- **WHAT IS REQUIRED**
Transcribe all records exactly.

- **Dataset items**
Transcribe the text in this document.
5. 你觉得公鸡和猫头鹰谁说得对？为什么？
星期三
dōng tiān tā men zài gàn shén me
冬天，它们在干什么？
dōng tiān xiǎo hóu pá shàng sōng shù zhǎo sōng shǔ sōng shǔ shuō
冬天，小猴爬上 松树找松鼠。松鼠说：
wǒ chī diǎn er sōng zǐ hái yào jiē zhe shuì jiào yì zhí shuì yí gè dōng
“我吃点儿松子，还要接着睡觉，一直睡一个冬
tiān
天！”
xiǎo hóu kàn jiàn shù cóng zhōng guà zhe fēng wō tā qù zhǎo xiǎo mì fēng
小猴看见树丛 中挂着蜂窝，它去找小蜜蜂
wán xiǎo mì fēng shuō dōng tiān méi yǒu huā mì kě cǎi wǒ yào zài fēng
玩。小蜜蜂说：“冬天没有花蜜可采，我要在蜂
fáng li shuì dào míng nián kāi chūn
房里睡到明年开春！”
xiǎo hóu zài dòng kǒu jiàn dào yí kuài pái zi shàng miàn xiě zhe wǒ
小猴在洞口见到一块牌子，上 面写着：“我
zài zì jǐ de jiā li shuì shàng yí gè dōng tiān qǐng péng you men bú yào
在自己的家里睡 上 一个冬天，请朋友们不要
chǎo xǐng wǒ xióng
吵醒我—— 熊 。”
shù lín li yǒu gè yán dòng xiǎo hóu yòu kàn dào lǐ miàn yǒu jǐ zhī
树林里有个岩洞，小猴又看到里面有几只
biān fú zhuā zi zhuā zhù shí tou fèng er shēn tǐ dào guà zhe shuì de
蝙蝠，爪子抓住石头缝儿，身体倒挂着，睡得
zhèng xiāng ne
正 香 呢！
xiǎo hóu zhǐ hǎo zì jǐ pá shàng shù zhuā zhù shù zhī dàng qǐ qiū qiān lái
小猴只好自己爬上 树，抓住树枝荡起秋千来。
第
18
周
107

- **OUTPUT OF THE TASK**
Transcribe the text in this document.
5. 你觉得公鸡和猫头鹰谁说得对？为什么？
星期三
dōng tiān tā men zài gàn shén me
冬天，它们在干什么？
dōng tiān xiǎo hóu pá shàng sōng shù zhǎo sōng shǔ sōng shǔ shuō
冬天，小猴爬上 松树找松鼠。松鼠说：
wǒ chī diǎn er sōng zǐ hái yào jiē zhe shuì jiào yì zhí shuì yí gè dōng
“我吃点儿松子，还要接着睡觉，一直睡一个冬
tiān
天！”
xiǎo hóu kàn jiàn shù cóng zhōng guà zhe fēng wō tā qù zhǎo xiǎo mì fēng
小猴看见树丛 中挂着蜂窝，它去找小蜜蜂
wán xiǎo mì fēng shuō dōng tiān méi yǒu huā mì kě cǎi wǒ yào zài fēng
玩。小蜜蜂说：“冬天没有花蜜可采，我要在蜂
fáng li shuì dào míng nián kāi chūn
房里睡到明年开春！”
xiǎo hóu zài dòng kǒu jiàn dào yí kuài pái zi shàng miàn xiě zhe wǒ
小猴在洞口见到一块牌子，上 面写着：“我
zài zì jǐ de jiā li shuì shàng yí gè dōng tiān qǐng péng you men bú yào
在自己的家里睡 上 一个冬天，请朋友们不要
chǎo xǐng wǒ xióng
吵醒我—— 熊 。”
shù lín li yǒu gè yán dòng xiǎo hóu yòu kàn dào lǐ miàn yǒu jǐ zhī
树林里有个岩洞，小猴又看到里面有几只
biān fú zhuā zi zhuā zhù shí tou fèng er shēn tǐ dào guà zhe shuì de
蝙蝠，爪子抓住石头缝儿，身体倒挂着，睡得
zhèng xiāng ne
正 香 呢！
xiǎo hóu zhǐ hǎo zì jǐ pá shàng shù zhuā zhù shù zhī dàng qǐ qiū qiān lái
小猴只好自己爬上 树，抓住树枝荡起秋千来。
第
18
周
107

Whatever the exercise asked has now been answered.